Collected data entries:
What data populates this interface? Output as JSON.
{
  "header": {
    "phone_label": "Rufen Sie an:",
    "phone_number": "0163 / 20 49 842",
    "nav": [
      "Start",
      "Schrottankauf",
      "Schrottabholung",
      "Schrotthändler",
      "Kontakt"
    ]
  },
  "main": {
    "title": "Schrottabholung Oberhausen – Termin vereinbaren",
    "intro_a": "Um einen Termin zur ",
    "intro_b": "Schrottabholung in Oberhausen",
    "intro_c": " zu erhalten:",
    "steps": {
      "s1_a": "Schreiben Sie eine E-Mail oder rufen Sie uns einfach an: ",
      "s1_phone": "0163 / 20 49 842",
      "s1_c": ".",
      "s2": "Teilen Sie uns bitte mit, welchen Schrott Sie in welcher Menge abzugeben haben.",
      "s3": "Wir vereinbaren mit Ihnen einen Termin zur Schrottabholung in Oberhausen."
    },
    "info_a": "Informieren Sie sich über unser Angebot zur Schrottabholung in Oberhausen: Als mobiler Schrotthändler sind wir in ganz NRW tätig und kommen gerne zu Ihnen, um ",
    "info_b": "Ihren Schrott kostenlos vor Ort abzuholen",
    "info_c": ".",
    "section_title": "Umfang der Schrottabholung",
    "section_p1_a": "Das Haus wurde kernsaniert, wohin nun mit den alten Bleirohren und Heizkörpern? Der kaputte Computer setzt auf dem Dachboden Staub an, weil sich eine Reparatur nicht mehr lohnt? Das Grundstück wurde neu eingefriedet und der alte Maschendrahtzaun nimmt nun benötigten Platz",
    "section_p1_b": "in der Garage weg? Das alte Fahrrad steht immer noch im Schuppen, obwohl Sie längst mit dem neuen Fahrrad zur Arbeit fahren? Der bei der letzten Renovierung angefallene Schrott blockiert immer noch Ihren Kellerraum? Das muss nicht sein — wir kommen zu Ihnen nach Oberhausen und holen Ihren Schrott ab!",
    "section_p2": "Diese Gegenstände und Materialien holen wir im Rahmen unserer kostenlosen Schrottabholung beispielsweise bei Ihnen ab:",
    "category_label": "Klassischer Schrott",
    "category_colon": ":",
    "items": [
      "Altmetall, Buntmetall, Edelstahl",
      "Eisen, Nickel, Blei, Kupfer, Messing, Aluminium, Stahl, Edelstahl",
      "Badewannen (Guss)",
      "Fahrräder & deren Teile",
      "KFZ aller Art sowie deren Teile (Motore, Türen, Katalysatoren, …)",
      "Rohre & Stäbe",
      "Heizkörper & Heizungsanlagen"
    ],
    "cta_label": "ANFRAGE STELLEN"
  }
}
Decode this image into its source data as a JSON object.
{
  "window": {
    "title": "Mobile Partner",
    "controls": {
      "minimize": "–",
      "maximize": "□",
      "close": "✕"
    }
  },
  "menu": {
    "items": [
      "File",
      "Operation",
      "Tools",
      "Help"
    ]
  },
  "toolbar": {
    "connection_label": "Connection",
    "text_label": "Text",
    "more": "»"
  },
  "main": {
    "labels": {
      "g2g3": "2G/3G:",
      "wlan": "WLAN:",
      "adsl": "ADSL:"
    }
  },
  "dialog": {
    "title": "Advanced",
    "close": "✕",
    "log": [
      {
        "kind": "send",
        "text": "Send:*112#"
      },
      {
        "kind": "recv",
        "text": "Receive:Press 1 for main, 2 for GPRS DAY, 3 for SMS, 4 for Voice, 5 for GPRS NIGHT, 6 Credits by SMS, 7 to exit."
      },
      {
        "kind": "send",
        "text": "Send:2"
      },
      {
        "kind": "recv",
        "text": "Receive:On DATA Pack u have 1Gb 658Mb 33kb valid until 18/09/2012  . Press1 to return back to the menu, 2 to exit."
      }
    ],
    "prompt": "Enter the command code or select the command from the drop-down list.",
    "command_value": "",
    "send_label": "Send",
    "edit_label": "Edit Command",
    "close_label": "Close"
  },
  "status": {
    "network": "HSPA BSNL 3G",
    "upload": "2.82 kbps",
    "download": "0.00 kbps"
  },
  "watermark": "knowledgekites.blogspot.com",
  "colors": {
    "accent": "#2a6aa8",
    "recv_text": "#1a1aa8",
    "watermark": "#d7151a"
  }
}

JOB - Gather every line from the entries above where the word "exit" appears, and copy them.

EXPECTED ANSWER -
        "text": "Receive:Press 1 for main, 2 for GPRS DAY, 3 for SMS, 4 for Voice, 5 for GPRS NIGHT, 6 Credits by SMS, 7 to exit."
        "text": "Receive:On DATA Pack u have 1Gb 658Mb 33kb valid until 18/09/2012  . Press1 to return back to the menu, 2 to exit."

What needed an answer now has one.